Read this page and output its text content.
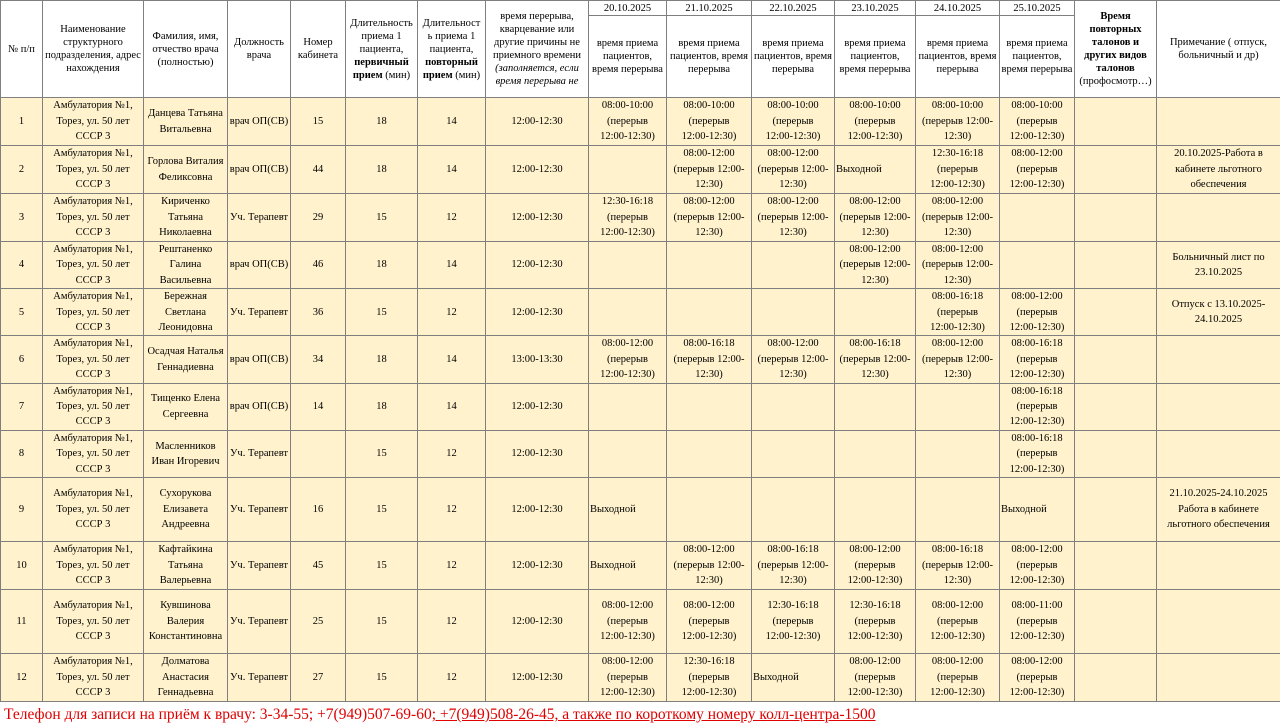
№ п/п	Наименование структурного подразделения, адрес нахождения	Фамилия, имя, отчество врача (полностью)	Должность врача	Номер кабинета	Длительность приема 1 пациента,
первичный прием (мин)	Длительност ь приема 1 пациента,
повторный прием (мин)	время перерыва, кварцевание или другие причины не приемного времени
(заполняется, если время перерыва не	20.10.2025	21.10.2025	22.10.2025	23.10.2025	24.10.2025	25.10.2025	Время повторных талонов и других видов талонов
(профосмотр…)	Примечание ( отпуск, больничный и др)
								время приема пациентов, время перерыва	время приема пациентов, время перерыва	время приема пациентов, время перерыва	время приема пациентов, время перерыва	время приема пациентов, время перерыва	время приема пациентов, время перерыва		
1	Амбулатория №1, Торез, ул. 50 лет СССР 3	Данцева Татьяна Витальевна	врач ОП(СВ)	15	18	14	12:00-12:30	08:00-10:00
(перерыв
12:00-12:30)	08:00-10:00
(перерыв
12:00-12:30)	08:00-10:00
(перерыв
12:00-12:30)	08:00-10:00
(перерыв
12:00-12:30)	08:00-10:00
(перерыв 12:00-
12:30)	08:00-10:00
(перерыв
12:00-12:30)		
2	Амбулатория №1, Торез, ул. 50 лет СССР 3	Горлова Виталия Феликсовна	врач ОП(СВ)	44	18	14	12:00-12:30		08:00-12:00
(перерыв 12:00-
12:30)	08:00-12:00
(перерыв 12:00-
12:30)	Выходной	12:30-16:18
(перерыв
12:00-12:30)	08:00-12:00
(перерыв
12:00-12:30)		20.10.2025-Работа в кабинете льготного обеспечения
3	Амбулатория №1, Торез, ул. 50 лет СССР 3	Кириченко Татьяна Николаевна	Уч. Терапевт	29	15	12	12:00-12:30	12:30-16:18
(перерыв
12:00-12:30)	08:00-12:00
(перерыв 12:00-
12:30)	08:00-12:00
(перерыв 12:00-
12:30)	08:00-12:00
(перерыв 12:00-
12:30)	08:00-12:00
(перерыв 12:00-
12:30)			
4	Амбулатория №1, Торез, ул. 50 лет СССР 3	Рештаненко Галина Васильевна	врач ОП(СВ)	46	18	14	12:00-12:30				08:00-12:00
(перерыв 12:00-
12:30)	08:00-12:00
(перерыв 12:00-
12:30)			Больничный лист по 23.10.2025
5	Амбулатория №1, Торез, ул. 50 лет СССР 3	Бережная Светлана Леонидовна	Уч. Терапевт	36	15	12	12:00-12:30					08:00-16:18
(перерыв
12:00-12:30)	08:00-12:00
(перерыв
12:00-12:30)		Отпуск с 13.10.2025-24.10.2025
6	Амбулатория №1, Торез, ул. 50 лет СССР 3	Осадчая Наталья Геннадиевна	врач ОП(СВ)	34	18	14	13:00-13:30	08:00-12:00
(перерыв
12:00-12:30)	08:00-16:18
(перерыв 12:00-
12:30)	08:00-12:00
(перерыв 12:00-
12:30)	08:00-16:18
(перерыв 12:00-
12:30)	08:00-12:00
(перерыв 12:00-
12:30)	08:00-16:18
(перерыв
12:00-12:30)		
7	Амбулатория №1, Торез, ул. 50 лет СССР 3	Тищенко Елена Сергеевна	врач ОП(СВ)	14	18	14	12:00-12:30						08:00-16:18
(перерыв
12:00-12:30)		
8	Амбулатория №1, Торез, ул. 50 лет СССР 3	Масленников Иван Игоревич	Уч. Терапевт		15	12	12:00-12:30						08:00-16:18
(перерыв
12:00-12:30)		
9	Амбулатория №1, Торез, ул. 50 лет СССР 3	Сухорукова Елизавета Андреевна	Уч. Терапевт	16	15	12	12:00-12:30	Выходной					Выходной		21.10.2025-24.10.2025 Работа в кабинете льготного обеспечения
10	Амбулатория №1, Торез, ул. 50 лет СССР 3	Кафтайкина Татьяна Валерьевна	Уч. Терапевт	45	15	12	12:00-12:30	Выходной	08:00-12:00
(перерыв 12:00-
12:30)	08:00-16:18
(перерыв 12:00-
12:30)	08:00-12:00
(перерыв
12:00-12:30)	08:00-16:18
(перерыв 12:00-
12:30)	08:00-12:00
(перерыв
12:00-12:30)		
11	Амбулатория №1, Торез, ул. 50 лет СССР 3	Кувшинова Валерия Константиновна	Уч. Терапевт	25	15	12	12:00-12:30	08:00-12:00
(перерыв
12:00-12:30)	08:00-12:00
(перерыв
12:00-12:30)	12:30-16:18
(перерыв
12:00-12:30)	12:30-16:18
(перерыв
12:00-12:30)	08:00-12:00
(перерыв
12:00-12:30)	08:00-11:00
(перерыв
12:00-12:30)		
12	Амбулатория №1, Торез, ул. 50 лет СССР 3	Долматова Анастасия Геннадьевна	Уч. Терапевт	27	15	12	12:00-12:30	08:00-12:00
(перерыв
12:00-12:30)	12:30-16:18
(перерыв
12:00-12:30)	Выходной	08:00-12:00
(перерыв
12:00-12:30)	08:00-12:00
(перерыв
12:00-12:30)	08:00-12:00
(перерыв
12:00-12:30)		
Телефон для записи на приём к врачу: 3-34-55; +7(949)507-69-60; +7(949)508-26-45, а также по короткому номеру колл-центра-1500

● THE EXERCISE: Copy all the entries word for word. Omit any pictures.

● THE ANSWER:
Read this page and output its text content.
№ п/п	Наименование структурного подразделения, адрес нахождения	Фамилия, имя, отчество врача (полностью)	Должность врача	Номер кабинета	Длительность приема 1 пациента,
первичный прием (мин)	Длительност ь приема 1 пациента,
повторный прием (мин)	время перерыва, кварцевание или другие причины не приемного времени
(заполняется, если время перерыва не	20.10.2025	21.10.2025	22.10.2025	23.10.2025	24.10.2025	25.10.2025	Время повторных талонов и других видов талонов
(профосмотр…)	Примечание ( отпуск, больничный и др)
								время приема пациентов, время перерыва	время приема пациентов, время перерыва	время приема пациентов, время перерыва	время приема пациентов, время перерыва	время приема пациентов, время перерыва	время приема пациентов, время перерыва		
1	Амбулатория №1, Торез, ул. 50 лет СССР 3	Данцева Татьяна Витальевна	врач ОП(СВ)	15	18	14	12:00-12:30	08:00-10:00
(перерыв
12:00-12:30)	08:00-10:00
(перерыв
12:00-12:30)	08:00-10:00
(перерыв
12:00-12:30)	08:00-10:00
(перерыв
12:00-12:30)	08:00-10:00
(перерыв 12:00-
12:30)	08:00-10:00
(перерыв
12:00-12:30)		
2	Амбулатория №1, Торез, ул. 50 лет СССР 3	Горлова Виталия Феликсовна	врач ОП(СВ)	44	18	14	12:00-12:30		08:00-12:00
(перерыв 12:00-
12:30)	08:00-12:00
(перерыв 12:00-
12:30)	Выходной	12:30-16:18
(перерыв
12:00-12:30)	08:00-12:00
(перерыв
12:00-12:30)		20.10.2025-Работа в кабинете льготного обеспечения
3	Амбулатория №1, Торез, ул. 50 лет СССР 3	Кириченко Татьяна Николаевна	Уч. Терапевт	29	15	12	12:00-12:30	12:30-16:18
(перерыв
12:00-12:30)	08:00-12:00
(перерыв 12:00-
12:30)	08:00-12:00
(перерыв 12:00-
12:30)	08:00-12:00
(перерыв 12:00-
12:30)	08:00-12:00
(перерыв 12:00-
12:30)			
4	Амбулатория №1, Торез, ул. 50 лет СССР 3	Рештаненко Галина Васильевна	врач ОП(СВ)	46	18	14	12:00-12:30				08:00-12:00
(перерыв 12:00-
12:30)	08:00-12:00
(перерыв 12:00-
12:30)			Больничный лист по 23.10.2025
5	Амбулатория №1, Торез, ул. 50 лет СССР 3	Бережная Светлана Леонидовна	Уч. Терапевт	36	15	12	12:00-12:30					08:00-16:18
(перерыв
12:00-12:30)	08:00-12:00
(перерыв
12:00-12:30)		Отпуск с 13.10.2025-24.10.2025
6	Амбулатория №1, Торез, ул. 50 лет СССР 3	Осадчая Наталья Геннадиевна	врач ОП(СВ)	34	18	14	13:00-13:30	08:00-12:00
(перерыв
12:00-12:30)	08:00-16:18
(перерыв 12:00-
12:30)	08:00-12:00
(перерыв 12:00-
12:30)	08:00-16:18
(перерыв 12:00-
12:30)	08:00-12:00
(перерыв 12:00-
12:30)	08:00-16:18
(перерыв
12:00-12:30)		
7	Амбулатория №1, Торез, ул. 50 лет СССР 3	Тищенко Елена Сергеевна	врач ОП(СВ)	14	18	14	12:00-12:30						08:00-16:18
(перерыв
12:00-12:30)		
8	Амбулатория №1, Торез, ул. 50 лет СССР 3	Масленников Иван Игоревич	Уч. Терапевт		15	12	12:00-12:30						08:00-16:18
(перерыв
12:00-12:30)		
9	Амбулатория №1, Торез, ул. 50 лет СССР 3	Сухорукова Елизавета Андреевна	Уч. Терапевт	16	15	12	12:00-12:30	Выходной					Выходной		21.10.2025-24.10.2025 Работа в кабинете льготного обеспечения
10	Амбулатория №1, Торез, ул. 50 лет СССР 3	Кафтайкина Татьяна Валерьевна	Уч. Терапевт	45	15	12	12:00-12:30	Выходной	08:00-12:00
(перерыв 12:00-
12:30)	08:00-16:18
(перерыв 12:00-
12:30)	08:00-12:00
(перерыв
12:00-12:30)	08:00-16:18
(перерыв 12:00-
12:30)	08:00-12:00
(перерыв
12:00-12:30)		
11	Амбулатория №1, Торез, ул. 50 лет СССР 3	Кувшинова Валерия Константиновна	Уч. Терапевт	25	15	12	12:00-12:30	08:00-12:00
(перерыв
12:00-12:30)	08:00-12:00
(перерыв
12:00-12:30)	12:30-16:18
(перерыв
12:00-12:30)	12:30-16:18
(перерыв
12:00-12:30)	08:00-12:00
(перерыв
12:00-12:30)	08:00-11:00
(перерыв
12:00-12:30)		
12	Амбулатория №1, Торез, ул. 50 лет СССР 3	Долматова Анастасия Геннадьевна	Уч. Терапевт	27	15	12	12:00-12:30	08:00-12:00
(перерыв
12:00-12:30)	12:30-16:18
(перерыв
12:00-12:30)	Выходной	08:00-12:00
(перерыв
12:00-12:30)	08:00-12:00
(перерыв
12:00-12:30)	08:00-12:00
(перерыв
12:00-12:30)		
Телефон для записи на приём к врачу: 3-34-55; +7(949)507-69-60; +7(949)508-26-45, а также по короткому номеру колл-центра-1500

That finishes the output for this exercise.